*Given request*: Give the number of lines holding the string "décembre" and nothing more.

........

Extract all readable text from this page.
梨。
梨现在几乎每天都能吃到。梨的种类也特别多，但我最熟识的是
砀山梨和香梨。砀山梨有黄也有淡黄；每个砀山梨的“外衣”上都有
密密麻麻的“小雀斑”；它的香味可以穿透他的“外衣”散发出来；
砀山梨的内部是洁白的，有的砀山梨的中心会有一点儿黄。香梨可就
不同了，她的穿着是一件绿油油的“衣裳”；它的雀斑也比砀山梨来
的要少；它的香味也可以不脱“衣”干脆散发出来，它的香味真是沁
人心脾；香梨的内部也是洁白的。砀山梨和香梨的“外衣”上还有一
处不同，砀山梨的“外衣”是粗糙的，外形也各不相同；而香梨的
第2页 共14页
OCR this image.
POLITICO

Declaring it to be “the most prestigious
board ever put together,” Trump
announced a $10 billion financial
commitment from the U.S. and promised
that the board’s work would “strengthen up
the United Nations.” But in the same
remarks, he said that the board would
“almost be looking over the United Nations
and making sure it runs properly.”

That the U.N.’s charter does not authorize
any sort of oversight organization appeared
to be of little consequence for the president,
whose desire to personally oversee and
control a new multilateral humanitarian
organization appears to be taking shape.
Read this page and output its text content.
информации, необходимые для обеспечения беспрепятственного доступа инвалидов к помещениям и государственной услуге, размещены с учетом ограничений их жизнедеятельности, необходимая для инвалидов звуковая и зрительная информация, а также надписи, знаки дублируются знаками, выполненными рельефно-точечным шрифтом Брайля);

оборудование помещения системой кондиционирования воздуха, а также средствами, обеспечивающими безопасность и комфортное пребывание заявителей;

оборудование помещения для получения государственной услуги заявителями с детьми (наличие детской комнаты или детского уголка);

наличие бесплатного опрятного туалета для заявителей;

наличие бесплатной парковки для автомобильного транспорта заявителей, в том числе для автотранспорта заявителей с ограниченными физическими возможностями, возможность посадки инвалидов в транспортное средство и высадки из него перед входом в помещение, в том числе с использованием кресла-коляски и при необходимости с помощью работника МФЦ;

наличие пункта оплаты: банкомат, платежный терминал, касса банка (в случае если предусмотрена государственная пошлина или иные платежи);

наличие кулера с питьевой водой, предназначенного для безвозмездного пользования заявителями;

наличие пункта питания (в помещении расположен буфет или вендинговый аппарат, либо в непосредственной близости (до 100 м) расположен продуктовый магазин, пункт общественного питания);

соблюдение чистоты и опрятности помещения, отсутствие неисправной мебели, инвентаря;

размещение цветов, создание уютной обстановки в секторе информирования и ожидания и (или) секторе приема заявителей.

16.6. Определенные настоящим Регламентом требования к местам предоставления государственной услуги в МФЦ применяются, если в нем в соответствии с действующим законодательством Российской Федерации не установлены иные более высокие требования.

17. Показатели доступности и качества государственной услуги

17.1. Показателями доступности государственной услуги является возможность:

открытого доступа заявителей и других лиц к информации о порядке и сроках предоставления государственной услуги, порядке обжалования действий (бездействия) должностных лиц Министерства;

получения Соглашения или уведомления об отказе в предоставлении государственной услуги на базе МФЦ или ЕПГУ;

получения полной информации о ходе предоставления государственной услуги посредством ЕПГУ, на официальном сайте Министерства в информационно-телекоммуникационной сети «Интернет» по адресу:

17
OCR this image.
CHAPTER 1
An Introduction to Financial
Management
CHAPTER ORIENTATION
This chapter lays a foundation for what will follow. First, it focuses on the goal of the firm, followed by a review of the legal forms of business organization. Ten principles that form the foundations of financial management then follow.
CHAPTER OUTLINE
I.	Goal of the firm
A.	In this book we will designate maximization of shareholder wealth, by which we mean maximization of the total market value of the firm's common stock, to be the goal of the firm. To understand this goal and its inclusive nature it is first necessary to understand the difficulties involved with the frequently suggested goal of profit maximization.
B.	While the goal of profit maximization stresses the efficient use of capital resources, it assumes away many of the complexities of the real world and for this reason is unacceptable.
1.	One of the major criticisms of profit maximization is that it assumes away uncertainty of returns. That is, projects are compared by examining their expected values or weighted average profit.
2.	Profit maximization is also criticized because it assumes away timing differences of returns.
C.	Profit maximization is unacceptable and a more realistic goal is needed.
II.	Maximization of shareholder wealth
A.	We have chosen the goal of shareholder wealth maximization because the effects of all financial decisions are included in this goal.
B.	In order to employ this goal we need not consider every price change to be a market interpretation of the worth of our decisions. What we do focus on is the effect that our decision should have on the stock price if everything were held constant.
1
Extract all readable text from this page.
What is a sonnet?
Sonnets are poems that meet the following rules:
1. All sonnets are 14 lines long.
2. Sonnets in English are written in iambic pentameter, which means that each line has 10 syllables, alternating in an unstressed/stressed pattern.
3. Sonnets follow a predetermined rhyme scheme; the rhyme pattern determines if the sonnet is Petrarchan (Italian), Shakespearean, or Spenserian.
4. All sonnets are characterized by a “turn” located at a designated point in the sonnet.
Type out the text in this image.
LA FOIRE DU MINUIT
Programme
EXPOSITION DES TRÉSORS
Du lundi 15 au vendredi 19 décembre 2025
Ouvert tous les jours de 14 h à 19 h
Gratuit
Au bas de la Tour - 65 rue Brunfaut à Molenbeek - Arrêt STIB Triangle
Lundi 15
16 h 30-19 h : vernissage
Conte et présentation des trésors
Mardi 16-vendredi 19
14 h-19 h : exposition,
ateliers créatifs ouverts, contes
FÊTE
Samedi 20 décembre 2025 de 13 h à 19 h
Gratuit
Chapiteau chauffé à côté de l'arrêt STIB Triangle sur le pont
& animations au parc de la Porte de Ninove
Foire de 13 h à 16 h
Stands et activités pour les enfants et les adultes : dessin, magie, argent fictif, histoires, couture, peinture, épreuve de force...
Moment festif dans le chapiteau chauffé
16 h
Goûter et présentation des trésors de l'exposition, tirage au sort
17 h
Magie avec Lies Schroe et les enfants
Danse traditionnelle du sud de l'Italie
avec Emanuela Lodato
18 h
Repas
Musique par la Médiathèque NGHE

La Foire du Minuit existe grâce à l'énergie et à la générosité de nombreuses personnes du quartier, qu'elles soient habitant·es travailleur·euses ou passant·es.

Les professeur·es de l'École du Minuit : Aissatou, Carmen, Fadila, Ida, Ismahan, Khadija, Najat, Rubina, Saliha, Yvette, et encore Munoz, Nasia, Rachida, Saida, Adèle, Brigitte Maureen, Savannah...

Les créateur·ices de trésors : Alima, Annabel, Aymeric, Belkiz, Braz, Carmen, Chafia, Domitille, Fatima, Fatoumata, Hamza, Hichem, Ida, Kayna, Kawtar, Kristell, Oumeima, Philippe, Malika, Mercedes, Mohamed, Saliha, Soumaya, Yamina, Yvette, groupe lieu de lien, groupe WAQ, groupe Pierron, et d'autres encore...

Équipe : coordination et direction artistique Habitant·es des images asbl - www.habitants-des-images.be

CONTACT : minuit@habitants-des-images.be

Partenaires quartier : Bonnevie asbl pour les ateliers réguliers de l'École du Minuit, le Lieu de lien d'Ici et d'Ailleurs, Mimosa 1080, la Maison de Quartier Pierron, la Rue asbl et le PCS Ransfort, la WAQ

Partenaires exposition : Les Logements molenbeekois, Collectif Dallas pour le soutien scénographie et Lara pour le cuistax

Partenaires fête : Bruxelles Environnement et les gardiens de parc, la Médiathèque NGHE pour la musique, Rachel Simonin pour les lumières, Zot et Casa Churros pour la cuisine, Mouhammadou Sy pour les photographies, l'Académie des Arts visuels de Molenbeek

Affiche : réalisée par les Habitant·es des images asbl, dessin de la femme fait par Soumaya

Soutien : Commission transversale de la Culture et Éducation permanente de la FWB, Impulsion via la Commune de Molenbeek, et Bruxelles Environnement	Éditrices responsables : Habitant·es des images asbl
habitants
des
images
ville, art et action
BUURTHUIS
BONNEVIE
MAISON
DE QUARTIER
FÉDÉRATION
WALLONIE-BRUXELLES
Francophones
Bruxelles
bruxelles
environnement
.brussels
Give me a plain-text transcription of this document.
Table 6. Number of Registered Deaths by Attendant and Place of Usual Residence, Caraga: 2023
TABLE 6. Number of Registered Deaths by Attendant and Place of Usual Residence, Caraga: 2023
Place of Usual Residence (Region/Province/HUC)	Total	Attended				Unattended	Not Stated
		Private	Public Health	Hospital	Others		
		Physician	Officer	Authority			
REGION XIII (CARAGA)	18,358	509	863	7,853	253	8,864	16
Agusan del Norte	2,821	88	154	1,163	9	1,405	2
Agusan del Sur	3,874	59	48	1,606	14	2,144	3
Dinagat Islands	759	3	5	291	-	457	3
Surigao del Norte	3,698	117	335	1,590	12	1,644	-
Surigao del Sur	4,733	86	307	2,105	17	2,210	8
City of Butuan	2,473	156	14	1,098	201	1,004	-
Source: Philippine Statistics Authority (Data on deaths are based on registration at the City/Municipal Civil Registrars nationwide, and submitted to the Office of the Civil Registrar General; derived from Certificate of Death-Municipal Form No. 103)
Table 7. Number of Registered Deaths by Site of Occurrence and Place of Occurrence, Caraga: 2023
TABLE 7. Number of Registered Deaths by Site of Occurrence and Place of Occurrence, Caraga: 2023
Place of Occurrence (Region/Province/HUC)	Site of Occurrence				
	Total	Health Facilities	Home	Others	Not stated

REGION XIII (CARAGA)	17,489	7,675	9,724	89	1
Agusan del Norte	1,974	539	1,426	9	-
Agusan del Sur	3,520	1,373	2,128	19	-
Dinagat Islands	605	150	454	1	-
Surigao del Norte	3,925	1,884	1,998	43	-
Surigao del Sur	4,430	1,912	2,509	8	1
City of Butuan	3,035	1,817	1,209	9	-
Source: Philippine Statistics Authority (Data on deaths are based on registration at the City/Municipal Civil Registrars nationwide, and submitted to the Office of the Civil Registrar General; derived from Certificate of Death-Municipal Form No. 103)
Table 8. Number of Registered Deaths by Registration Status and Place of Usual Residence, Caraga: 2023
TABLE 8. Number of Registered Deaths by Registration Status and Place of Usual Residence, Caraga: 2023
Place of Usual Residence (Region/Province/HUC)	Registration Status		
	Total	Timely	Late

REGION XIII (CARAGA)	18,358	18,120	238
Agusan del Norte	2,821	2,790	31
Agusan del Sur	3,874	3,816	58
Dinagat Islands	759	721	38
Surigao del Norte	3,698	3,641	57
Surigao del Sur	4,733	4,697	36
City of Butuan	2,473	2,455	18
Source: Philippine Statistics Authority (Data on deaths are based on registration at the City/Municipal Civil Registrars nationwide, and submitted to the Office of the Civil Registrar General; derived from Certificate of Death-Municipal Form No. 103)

........

*Solution for this exercise*: 2